* TASK STATEMENT
For each line of the data below that holds "JSON", copy the line.
==== DATA FOR THIS EXERCISE
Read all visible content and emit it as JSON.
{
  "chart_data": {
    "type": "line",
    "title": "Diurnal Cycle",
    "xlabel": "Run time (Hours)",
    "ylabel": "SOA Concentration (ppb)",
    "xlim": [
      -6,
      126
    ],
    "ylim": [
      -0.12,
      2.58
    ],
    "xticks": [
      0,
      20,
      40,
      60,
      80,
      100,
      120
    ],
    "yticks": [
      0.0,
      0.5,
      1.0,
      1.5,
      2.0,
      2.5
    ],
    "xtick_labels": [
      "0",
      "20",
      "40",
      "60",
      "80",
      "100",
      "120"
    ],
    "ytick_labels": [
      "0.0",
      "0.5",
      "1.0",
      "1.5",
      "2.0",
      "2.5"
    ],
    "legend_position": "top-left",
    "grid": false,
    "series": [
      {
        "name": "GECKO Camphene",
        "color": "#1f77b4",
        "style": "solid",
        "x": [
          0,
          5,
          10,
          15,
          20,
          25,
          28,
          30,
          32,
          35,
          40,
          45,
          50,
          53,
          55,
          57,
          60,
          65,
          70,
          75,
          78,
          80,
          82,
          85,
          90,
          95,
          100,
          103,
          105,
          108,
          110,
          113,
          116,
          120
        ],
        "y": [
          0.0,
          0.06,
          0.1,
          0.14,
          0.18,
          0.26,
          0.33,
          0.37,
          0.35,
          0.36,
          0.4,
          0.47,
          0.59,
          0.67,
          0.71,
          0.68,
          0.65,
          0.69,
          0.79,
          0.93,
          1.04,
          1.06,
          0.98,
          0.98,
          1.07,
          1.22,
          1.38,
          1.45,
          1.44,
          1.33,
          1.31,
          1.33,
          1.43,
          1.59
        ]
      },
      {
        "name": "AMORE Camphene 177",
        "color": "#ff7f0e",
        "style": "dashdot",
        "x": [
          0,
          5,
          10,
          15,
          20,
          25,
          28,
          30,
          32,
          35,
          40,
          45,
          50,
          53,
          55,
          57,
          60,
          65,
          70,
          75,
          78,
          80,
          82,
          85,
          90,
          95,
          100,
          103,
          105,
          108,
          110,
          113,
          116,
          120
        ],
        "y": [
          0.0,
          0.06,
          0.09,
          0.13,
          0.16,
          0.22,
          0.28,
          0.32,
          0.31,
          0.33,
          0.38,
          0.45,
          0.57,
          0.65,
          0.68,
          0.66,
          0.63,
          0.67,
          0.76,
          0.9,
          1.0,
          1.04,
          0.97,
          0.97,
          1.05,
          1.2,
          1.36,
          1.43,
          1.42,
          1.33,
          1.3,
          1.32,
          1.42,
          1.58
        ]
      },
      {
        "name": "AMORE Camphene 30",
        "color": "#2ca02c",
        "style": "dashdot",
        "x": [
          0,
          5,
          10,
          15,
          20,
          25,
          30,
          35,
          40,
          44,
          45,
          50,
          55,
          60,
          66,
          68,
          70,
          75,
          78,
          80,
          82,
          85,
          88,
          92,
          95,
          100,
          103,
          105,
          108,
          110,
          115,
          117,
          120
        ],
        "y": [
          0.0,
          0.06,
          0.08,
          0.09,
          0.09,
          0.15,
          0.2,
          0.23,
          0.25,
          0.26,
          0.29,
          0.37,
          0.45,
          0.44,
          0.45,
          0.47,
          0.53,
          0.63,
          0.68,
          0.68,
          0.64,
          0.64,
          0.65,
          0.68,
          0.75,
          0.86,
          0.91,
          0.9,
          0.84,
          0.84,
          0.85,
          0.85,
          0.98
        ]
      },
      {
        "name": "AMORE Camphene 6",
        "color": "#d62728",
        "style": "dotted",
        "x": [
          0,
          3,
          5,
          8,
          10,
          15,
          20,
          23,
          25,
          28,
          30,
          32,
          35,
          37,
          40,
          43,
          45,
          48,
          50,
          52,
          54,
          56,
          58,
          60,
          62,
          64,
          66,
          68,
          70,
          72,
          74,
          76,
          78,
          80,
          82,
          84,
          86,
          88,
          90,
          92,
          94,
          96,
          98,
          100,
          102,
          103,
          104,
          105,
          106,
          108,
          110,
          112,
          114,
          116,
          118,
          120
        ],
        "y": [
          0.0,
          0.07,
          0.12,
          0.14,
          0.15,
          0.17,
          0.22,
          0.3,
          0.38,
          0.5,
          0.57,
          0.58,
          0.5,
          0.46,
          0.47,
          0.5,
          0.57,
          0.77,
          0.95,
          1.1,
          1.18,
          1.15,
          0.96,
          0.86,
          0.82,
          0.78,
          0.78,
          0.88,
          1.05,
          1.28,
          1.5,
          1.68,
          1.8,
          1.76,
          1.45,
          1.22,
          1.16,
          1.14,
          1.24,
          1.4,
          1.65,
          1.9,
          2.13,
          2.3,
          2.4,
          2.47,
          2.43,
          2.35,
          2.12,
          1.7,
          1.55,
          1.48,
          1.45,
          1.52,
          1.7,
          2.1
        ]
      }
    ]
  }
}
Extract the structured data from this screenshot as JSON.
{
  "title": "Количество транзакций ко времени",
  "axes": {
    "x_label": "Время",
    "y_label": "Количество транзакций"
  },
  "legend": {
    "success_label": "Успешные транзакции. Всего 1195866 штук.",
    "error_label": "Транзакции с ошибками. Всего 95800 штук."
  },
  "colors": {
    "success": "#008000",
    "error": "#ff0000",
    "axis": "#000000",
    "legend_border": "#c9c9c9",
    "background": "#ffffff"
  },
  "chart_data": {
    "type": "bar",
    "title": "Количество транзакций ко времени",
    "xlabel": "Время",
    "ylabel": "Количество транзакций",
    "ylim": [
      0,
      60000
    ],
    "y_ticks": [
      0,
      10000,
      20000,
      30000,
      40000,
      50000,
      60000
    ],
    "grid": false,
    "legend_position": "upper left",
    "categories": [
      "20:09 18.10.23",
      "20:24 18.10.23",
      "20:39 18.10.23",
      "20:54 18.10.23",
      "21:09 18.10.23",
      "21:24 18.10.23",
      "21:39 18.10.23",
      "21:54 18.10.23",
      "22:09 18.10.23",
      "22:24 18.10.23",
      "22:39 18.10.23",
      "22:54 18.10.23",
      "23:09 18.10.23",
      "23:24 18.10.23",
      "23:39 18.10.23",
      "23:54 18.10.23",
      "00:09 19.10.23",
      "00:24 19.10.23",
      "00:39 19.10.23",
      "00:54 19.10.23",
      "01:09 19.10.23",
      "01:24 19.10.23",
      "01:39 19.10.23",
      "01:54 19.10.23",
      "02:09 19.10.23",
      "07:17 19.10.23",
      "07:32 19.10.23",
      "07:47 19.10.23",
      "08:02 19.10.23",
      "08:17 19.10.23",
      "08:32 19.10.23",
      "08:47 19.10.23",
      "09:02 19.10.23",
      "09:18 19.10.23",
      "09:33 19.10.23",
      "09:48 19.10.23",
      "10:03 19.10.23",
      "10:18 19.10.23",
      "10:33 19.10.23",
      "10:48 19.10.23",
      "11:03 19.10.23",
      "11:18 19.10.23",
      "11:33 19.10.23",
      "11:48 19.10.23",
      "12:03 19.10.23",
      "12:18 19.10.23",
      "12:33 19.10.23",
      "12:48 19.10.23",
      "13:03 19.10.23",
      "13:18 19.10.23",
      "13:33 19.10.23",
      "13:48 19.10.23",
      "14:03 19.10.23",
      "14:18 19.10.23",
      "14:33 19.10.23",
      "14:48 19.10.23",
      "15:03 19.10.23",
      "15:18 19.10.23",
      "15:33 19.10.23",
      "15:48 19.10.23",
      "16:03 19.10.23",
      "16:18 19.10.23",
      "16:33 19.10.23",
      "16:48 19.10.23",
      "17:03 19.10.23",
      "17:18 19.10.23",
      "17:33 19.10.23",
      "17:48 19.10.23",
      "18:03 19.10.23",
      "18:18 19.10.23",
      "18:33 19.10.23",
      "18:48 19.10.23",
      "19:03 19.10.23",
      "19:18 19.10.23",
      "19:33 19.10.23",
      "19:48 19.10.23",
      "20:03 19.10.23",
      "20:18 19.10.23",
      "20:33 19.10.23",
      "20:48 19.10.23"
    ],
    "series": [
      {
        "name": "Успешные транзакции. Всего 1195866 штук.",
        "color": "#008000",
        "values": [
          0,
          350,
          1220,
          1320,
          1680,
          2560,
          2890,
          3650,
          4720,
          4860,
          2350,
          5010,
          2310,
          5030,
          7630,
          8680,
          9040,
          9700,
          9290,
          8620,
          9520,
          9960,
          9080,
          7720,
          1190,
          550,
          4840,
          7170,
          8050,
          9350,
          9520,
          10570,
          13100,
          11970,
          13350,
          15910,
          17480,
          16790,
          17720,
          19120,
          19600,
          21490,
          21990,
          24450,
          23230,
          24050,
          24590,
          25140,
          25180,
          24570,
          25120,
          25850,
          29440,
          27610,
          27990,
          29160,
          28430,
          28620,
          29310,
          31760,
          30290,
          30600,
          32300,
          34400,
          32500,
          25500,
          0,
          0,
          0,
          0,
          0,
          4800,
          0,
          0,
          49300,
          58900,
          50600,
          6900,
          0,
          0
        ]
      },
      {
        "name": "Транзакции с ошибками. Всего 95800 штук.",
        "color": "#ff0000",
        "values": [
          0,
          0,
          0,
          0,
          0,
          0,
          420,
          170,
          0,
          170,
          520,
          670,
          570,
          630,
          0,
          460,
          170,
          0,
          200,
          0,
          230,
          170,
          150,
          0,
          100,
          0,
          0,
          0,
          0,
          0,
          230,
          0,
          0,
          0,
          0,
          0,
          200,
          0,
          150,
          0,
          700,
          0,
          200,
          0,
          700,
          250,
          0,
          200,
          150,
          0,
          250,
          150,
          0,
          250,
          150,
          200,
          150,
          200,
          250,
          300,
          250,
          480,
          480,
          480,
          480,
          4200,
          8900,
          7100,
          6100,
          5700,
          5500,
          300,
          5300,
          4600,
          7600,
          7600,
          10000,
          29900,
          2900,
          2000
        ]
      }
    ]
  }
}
========
* THE RESPONSE
Read all visible content and emit it as JSON.
Extract the structured data from this screenshot as JSON.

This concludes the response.